====== EXERCISE MATERIALS
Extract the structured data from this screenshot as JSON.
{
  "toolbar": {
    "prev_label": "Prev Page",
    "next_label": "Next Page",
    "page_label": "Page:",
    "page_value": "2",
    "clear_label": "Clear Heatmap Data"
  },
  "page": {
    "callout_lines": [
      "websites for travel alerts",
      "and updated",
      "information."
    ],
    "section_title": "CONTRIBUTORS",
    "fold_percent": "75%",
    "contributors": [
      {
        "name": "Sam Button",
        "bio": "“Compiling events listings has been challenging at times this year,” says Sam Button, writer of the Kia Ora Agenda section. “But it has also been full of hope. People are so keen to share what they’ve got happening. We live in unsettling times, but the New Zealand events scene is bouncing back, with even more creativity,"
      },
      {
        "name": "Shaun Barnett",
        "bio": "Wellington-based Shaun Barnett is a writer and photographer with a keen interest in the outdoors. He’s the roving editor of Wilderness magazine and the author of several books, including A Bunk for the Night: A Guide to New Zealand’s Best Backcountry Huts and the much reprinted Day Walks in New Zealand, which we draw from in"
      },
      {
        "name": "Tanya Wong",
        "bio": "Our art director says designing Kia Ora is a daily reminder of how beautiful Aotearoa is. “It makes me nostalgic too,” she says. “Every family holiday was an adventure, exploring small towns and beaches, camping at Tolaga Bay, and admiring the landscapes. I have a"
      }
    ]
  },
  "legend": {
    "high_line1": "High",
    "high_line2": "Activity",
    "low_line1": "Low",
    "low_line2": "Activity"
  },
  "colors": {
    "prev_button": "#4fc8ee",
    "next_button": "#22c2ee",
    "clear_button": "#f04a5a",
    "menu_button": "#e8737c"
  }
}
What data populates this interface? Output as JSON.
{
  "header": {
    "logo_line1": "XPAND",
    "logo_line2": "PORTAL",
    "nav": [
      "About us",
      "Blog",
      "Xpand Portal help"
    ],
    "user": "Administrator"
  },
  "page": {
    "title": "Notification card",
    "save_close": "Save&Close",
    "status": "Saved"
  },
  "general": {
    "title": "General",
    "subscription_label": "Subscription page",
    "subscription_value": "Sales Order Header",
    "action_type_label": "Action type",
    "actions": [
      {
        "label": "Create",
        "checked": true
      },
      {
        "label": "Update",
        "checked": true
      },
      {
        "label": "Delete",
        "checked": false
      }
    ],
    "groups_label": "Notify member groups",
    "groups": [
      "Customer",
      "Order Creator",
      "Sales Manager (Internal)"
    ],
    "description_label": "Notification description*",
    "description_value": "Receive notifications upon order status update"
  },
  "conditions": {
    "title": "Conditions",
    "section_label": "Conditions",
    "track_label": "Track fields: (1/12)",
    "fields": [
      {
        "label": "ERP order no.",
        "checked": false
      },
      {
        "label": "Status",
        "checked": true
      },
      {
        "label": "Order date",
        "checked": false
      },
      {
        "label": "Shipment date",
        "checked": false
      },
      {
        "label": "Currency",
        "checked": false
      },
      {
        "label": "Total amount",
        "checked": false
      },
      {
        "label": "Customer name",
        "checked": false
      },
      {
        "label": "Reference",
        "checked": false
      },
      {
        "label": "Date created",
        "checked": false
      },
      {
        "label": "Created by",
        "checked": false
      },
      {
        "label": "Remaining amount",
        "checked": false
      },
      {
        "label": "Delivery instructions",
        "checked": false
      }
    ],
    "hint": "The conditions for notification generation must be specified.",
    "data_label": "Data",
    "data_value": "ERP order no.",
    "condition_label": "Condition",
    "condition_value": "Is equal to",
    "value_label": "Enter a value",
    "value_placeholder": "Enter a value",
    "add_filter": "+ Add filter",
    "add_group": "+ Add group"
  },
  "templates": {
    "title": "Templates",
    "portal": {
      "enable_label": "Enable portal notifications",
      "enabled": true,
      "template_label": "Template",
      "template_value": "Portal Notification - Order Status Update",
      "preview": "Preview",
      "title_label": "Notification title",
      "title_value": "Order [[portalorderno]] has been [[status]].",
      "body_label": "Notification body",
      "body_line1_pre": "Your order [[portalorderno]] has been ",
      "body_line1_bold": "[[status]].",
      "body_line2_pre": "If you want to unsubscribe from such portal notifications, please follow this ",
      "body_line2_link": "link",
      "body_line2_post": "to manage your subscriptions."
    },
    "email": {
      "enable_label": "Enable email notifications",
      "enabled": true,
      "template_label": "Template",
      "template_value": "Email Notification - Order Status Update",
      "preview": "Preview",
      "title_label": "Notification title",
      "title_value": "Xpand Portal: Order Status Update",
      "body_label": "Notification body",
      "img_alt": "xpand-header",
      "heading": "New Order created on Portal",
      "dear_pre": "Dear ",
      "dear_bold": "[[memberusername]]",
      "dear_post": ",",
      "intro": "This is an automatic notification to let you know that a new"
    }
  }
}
============
§ **OBJECTIVE**:
Output all of the data again, exactly.

§ **TASK ANSWER**:
Extract the structured data from this screenshot as JSON.
{
  "toolbar": {
    "prev_label": "Prev Page",
    "next_label": "Next Page",
    "page_label": "Page:",
    "page_value": "2",
    "clear_label": "Clear Heatmap Data"
  },
  "page": {
    "callout_lines": [
      "websites for travel alerts",
      "and updated",
      "information."
    ],
    "section_title": "CONTRIBUTORS",
    "fold_percent": "75%",
    "contributors": [
      {
        "name": "Sam Button",
        "bio": "“Compiling events listings has been challenging at times this year,” says Sam Button, writer of the Kia Ora Agenda section. “But it has also been full of hope. People are so keen to share what they’ve got happening. We live in unsettling times, but the New Zealand events scene is bouncing back, with even more creativity,"
      },
      {
        "name": "Shaun Barnett",
        "bio": "Wellington-based Shaun Barnett is a writer and photographer with a keen interest in the outdoors. He’s the roving editor of Wilderness magazine and the author of several books, including A Bunk for the Night: A Guide to New Zealand’s Best Backcountry Huts and the much reprinted Day Walks in New Zealand, which we draw from in"
      },
      {
        "name": "Tanya Wong",
        "bio": "Our art director says designing Kia Ora is a daily reminder of how beautiful Aotearoa is. “It makes me nostalgic too,” she says. “Every family holiday was an adventure, exploring small towns and beaches, camping at Tolaga Bay, and admiring the landscapes. I have a"
      }
    ]
  },
  "legend": {
    "high_line1": "High",
    "high_line2": "Activity",
    "low_line1": "Low",
    "low_line2": "Activity"
  },
  "colors": {
    "prev_button": "#4fc8ee",
    "next_button": "#22c2ee",
    "clear_button": "#f04a5a",
    "menu_button": "#e8737c"
  }
}
What data populates this interface? Output as JSON.
{
  "header": {
    "logo_line1": "XPAND",
    "logo_line2": "PORTAL",
    "nav": [
      "About us",
      "Blog",
      "Xpand Portal help"
    ],
    "user": "Administrator"
  },
  "page": {
    "title": "Notification card",
    "save_close": "Save&Close",
    "status": "Saved"
  },
  "general": {
    "title": "General",
    "subscription_label": "Subscription page",
    "subscription_value": "Sales Order Header",
    "action_type_label": "Action type",
    "actions": [
      {
        "label": "Create",
        "checked": true
      },
      {
        "label": "Update",
        "checked": true
      },
      {
        "label": "Delete",
        "checked": false
      }
    ],
    "groups_label": "Notify member groups",
    "groups": [
      "Customer",
      "Order Creator",
      "Sales Manager (Internal)"
    ],
    "description_label": "Notification description*",
    "description_value": "Receive notifications upon order status update"
  },
  "conditions": {
    "title": "Conditions",
    "section_label": "Conditions",
    "track_label": "Track fields: (1/12)",
    "fields": [
      {
        "label": "ERP order no.",
        "checked": false
      },
      {
        "label": "Status",
        "checked": true
      },
      {
        "label": "Order date",
        "checked": false
      },
      {
        "label": "Shipment date",
        "checked": false
      },
      {
        "label": "Currency",
        "checked": false
      },
      {
        "label": "Total amount",
        "checked": false
      },
      {
        "label": "Customer name",
        "checked": false
      },
      {
        "label": "Reference",
        "checked": false
      },
      {
        "label": "Date created",
        "checked": false
      },
      {
        "label": "Created by",
        "checked": false
      },
      {
        "label": "Remaining amount",
        "checked": false
      },
      {
        "label": "Delivery instructions",
        "checked": false
      }
    ],
    "hint": "The conditions for notification generation must be specified.",
    "data_label": "Data",
    "data_value": "ERP order no.",
    "condition_label": "Condition",
    "condition_value": "Is equal to",
    "value_label": "Enter a value",
    "value_placeholder": "Enter a value",
    "add_filter": "+ Add filter",
    "add_group": "+ Add group"
  },
  "templates": {
    "title": "Templates",
    "portal": {
      "enable_label": "Enable portal notifications",
      "enabled": true,
      "template_label": "Template",
      "template_value": "Portal Notification - Order Status Update",
      "preview": "Preview",
      "title_label": "Notification title",
      "title_value": "Order [[portalorderno]] has been [[status]].",
      "body_label": "Notification body",
      "body_line1_pre": "Your order [[portalorderno]] has been ",
      "body_line1_bold": "[[status]].",
      "body_line2_pre": "If you want to unsubscribe from such portal notifications, please follow this ",
      "body_line2_link": "link",
      "body_line2_post": "to manage your subscriptions."
    },
    "email": {
      "enable_label": "Enable email notifications",
      "enabled": true,
      "template_label": "Template",
      "template_value": "Email Notification - Order Status Update",
      "preview": "Preview",
      "title_label": "Notification title",
      "title_value": "Xpand Portal: Order Status Update",
      "body_label": "Notification body",
      "img_alt": "xpand-header",
      "heading": "New Order created on Portal",
      "dear_pre": "Dear ",
      "dear_bold": "[[memberusername]]",
      "dear_post": ",",
      "intro": "This is an automatic notification to let you know that a new"
    }
  }
}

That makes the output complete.